** start of DATA SUPPLIED **

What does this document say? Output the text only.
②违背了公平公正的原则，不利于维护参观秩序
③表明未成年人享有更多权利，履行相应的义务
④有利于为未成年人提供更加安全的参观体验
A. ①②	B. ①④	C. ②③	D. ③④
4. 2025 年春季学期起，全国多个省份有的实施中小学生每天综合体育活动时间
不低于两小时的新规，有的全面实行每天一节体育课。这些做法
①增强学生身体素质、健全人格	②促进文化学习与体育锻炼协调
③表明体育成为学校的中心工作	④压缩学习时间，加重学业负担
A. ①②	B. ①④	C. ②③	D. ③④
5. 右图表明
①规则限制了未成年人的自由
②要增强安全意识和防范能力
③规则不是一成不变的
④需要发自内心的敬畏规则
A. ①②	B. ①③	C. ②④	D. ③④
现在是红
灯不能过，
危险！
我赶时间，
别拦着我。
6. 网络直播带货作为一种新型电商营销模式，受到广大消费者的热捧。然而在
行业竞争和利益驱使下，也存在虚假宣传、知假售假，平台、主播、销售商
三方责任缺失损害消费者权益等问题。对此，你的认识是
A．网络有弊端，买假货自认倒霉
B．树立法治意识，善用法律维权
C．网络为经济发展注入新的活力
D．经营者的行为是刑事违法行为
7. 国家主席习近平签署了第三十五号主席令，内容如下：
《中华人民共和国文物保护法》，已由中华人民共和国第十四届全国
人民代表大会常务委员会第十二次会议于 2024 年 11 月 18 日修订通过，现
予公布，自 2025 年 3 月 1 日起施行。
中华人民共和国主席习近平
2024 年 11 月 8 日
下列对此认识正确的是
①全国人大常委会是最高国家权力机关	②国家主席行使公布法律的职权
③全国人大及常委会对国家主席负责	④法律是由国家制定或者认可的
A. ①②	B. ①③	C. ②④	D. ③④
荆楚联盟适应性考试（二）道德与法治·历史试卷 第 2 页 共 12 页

** end of DATA SUPPLIED **

### WRITTEN TASK
All of the records must be repeated exactly.

### SOLUTION BELOW
What does this document say? Output the text only.
②违背了公平公正的原则，不利于维护参观秩序
③表明未成年人享有更多权利，履行相应的义务
④有利于为未成年人提供更加安全的参观体验
A. ①②	B. ①④	C. ②③	D. ③④
4. 2025 年春季学期起，全国多个省份有的实施中小学生每天综合体育活动时间
不低于两小时的新规，有的全面实行每天一节体育课。这些做法
①增强学生身体素质、健全人格	②促进文化学习与体育锻炼协调
③表明体育成为学校的中心工作	④压缩学习时间，加重学业负担
A. ①②	B. ①④	C. ②③	D. ③④
5. 右图表明
①规则限制了未成年人的自由
②要增强安全意识和防范能力
③规则不是一成不变的
④需要发自内心的敬畏规则
A. ①②	B. ①③	C. ②④	D. ③④
现在是红
灯不能过，
危险！
我赶时间，
别拦着我。
6. 网络直播带货作为一种新型电商营销模式，受到广大消费者的热捧。然而在
行业竞争和利益驱使下，也存在虚假宣传、知假售假，平台、主播、销售商
三方责任缺失损害消费者权益等问题。对此，你的认识是
A．网络有弊端，买假货自认倒霉
B．树立法治意识，善用法律维权
C．网络为经济发展注入新的活力
D．经营者的行为是刑事违法行为
7. 国家主席习近平签署了第三十五号主席令，内容如下：
《中华人民共和国文物保护法》，已由中华人民共和国第十四届全国
人民代表大会常务委员会第十二次会议于 2024 年 11 月 18 日修订通过，现
予公布，自 2025 年 3 月 1 日起施行。
中华人民共和国主席习近平
2024 年 11 月 8 日
下列对此认识正确的是
①全国人大常委会是最高国家权力机关	②国家主席行使公布法律的职权
③全国人大及常委会对国家主席负责	④法律是由国家制定或者认可的
A. ①②	B. ①③	C. ②④	D. ③④
荆楚联盟适应性考试（二）道德与法治·历史试卷 第 2 页 共 12 页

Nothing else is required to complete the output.